▶ **EXTRACTED DATA**:
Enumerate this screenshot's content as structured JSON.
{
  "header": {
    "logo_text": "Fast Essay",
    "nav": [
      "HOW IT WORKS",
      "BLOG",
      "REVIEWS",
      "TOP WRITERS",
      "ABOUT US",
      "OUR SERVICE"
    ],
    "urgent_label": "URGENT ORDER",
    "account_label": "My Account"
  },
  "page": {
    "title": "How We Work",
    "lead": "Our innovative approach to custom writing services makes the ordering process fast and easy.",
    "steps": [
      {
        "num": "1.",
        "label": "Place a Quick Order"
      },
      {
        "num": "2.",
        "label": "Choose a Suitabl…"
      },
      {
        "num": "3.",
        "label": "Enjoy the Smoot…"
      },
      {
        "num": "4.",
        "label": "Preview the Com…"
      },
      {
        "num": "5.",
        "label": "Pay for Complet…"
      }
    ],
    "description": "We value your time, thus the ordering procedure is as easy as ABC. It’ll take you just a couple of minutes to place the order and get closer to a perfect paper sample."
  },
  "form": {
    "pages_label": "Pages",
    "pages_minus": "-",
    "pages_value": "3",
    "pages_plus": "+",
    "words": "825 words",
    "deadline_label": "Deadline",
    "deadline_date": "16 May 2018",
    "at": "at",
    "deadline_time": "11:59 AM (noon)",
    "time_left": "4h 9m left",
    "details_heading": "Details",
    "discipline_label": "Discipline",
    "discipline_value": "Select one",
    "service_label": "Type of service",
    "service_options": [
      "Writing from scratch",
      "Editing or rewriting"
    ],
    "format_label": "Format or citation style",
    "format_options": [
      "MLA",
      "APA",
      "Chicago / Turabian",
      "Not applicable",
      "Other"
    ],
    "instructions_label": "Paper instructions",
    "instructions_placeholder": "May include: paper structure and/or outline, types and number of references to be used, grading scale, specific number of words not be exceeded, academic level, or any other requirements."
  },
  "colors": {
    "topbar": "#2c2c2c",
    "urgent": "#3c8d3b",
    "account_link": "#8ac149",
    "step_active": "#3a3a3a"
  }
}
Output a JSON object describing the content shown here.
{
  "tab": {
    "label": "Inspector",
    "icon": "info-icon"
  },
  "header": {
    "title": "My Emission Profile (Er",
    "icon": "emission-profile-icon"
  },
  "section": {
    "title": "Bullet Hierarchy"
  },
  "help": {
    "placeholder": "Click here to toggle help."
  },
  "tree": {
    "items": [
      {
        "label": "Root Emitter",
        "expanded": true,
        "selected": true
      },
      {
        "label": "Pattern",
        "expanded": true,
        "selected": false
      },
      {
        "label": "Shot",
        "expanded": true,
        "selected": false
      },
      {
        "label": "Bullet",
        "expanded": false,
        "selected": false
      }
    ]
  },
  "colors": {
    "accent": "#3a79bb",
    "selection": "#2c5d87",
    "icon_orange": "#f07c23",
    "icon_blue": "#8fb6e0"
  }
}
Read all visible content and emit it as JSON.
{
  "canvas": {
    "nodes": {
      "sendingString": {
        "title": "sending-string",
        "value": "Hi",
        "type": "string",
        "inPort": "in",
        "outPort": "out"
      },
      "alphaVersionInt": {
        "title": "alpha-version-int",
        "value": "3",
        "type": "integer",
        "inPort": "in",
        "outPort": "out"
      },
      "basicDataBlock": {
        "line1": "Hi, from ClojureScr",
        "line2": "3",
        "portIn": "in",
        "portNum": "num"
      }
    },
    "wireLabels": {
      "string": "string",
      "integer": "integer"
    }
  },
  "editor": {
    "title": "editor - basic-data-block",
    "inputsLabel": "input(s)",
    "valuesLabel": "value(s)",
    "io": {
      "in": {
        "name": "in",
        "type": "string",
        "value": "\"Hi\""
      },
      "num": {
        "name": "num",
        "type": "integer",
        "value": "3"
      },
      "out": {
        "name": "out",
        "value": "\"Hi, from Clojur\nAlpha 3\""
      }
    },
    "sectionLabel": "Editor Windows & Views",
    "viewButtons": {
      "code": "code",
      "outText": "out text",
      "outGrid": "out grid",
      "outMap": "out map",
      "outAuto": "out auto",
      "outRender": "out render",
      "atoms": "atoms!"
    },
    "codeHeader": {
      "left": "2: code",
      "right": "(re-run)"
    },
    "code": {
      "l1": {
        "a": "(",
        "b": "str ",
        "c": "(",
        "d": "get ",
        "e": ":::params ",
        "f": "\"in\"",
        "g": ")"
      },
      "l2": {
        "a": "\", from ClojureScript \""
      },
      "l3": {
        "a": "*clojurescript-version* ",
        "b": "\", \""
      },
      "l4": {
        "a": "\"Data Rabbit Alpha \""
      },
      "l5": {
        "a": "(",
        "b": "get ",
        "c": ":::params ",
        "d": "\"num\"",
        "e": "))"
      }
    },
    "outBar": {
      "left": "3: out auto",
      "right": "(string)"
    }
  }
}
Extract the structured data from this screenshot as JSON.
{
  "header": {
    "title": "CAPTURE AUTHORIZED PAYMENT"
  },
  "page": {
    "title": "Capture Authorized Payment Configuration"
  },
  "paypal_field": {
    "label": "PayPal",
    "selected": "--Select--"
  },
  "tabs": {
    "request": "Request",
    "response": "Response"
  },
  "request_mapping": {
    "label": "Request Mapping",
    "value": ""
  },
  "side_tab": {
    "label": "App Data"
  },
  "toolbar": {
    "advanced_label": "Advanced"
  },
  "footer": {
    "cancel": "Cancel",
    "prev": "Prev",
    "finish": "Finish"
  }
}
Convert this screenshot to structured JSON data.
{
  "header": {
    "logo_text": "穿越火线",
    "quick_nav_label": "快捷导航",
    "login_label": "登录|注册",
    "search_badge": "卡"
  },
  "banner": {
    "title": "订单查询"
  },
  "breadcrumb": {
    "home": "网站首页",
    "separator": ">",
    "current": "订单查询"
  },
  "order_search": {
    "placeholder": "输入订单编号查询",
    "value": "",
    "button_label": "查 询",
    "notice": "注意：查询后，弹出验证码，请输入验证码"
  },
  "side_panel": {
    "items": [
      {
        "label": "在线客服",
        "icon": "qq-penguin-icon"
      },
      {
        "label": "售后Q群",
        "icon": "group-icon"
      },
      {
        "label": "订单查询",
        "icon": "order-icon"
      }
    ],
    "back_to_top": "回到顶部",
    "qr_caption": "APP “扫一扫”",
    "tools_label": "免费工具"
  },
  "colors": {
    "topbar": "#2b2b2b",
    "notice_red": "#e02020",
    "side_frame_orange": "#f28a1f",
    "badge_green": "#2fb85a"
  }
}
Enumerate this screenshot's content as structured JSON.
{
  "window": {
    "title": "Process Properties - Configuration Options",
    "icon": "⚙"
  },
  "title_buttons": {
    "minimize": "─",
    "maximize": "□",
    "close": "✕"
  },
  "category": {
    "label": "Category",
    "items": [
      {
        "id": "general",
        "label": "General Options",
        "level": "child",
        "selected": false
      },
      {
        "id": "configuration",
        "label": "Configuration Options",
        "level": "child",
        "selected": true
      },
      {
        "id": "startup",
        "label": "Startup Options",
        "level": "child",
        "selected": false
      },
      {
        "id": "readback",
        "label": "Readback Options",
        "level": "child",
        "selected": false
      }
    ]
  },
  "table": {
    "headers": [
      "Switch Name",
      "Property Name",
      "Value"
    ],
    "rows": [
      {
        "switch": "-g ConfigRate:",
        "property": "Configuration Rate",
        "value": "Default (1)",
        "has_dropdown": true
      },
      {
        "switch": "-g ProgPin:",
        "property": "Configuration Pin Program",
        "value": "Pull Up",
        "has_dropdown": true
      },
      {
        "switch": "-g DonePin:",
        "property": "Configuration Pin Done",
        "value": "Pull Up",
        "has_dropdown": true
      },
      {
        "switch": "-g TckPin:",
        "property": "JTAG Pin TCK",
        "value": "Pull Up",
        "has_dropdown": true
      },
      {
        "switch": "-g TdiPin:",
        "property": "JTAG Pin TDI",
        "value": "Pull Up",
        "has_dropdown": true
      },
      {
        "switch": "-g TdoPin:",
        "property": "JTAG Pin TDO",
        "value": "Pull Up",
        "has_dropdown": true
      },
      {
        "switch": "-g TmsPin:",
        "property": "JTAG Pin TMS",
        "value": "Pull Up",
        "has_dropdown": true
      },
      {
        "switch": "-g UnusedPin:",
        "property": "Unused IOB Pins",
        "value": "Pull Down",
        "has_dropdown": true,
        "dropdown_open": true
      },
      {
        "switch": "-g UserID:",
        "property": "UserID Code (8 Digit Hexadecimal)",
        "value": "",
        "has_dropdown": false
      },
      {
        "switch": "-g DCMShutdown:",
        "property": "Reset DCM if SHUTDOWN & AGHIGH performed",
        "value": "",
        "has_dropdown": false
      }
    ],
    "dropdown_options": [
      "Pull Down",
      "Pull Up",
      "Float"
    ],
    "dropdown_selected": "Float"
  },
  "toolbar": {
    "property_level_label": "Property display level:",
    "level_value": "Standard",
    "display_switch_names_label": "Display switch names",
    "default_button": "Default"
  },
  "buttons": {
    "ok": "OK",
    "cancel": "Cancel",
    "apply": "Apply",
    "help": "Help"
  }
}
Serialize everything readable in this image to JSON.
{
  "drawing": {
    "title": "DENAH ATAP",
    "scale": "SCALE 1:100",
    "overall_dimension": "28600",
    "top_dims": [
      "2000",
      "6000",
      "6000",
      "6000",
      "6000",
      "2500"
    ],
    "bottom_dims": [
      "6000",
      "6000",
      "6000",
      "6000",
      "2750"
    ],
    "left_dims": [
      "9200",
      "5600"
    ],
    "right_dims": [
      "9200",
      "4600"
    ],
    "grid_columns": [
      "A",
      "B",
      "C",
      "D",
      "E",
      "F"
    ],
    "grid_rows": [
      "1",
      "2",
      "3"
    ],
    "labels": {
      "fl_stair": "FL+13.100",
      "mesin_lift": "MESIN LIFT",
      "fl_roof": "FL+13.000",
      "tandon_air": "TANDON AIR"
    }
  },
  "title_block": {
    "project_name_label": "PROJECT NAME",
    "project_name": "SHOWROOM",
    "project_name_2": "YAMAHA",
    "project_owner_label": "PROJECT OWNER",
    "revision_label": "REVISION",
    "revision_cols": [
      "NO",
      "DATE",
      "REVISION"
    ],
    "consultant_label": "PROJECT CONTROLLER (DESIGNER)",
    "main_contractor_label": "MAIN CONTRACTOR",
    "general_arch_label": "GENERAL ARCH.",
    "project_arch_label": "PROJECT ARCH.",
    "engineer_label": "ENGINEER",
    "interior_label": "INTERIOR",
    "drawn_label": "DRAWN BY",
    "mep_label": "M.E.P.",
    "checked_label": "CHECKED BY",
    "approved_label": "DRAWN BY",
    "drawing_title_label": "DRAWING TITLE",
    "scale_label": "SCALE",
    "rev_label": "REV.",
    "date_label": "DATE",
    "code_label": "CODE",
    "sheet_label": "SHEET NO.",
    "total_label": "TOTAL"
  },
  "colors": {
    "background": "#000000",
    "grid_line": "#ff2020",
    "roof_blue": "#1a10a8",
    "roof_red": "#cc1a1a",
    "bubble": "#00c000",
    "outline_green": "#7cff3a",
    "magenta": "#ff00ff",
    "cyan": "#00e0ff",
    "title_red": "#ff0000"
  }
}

▶ **EXERCISE DETAILS**: Every line of the listing that holds "Bullet" should be found and copied.

▶ **OUTPUT FOR THIS TASK**:
    "title": "Bullet Hierarchy"
        "label": "Bullet",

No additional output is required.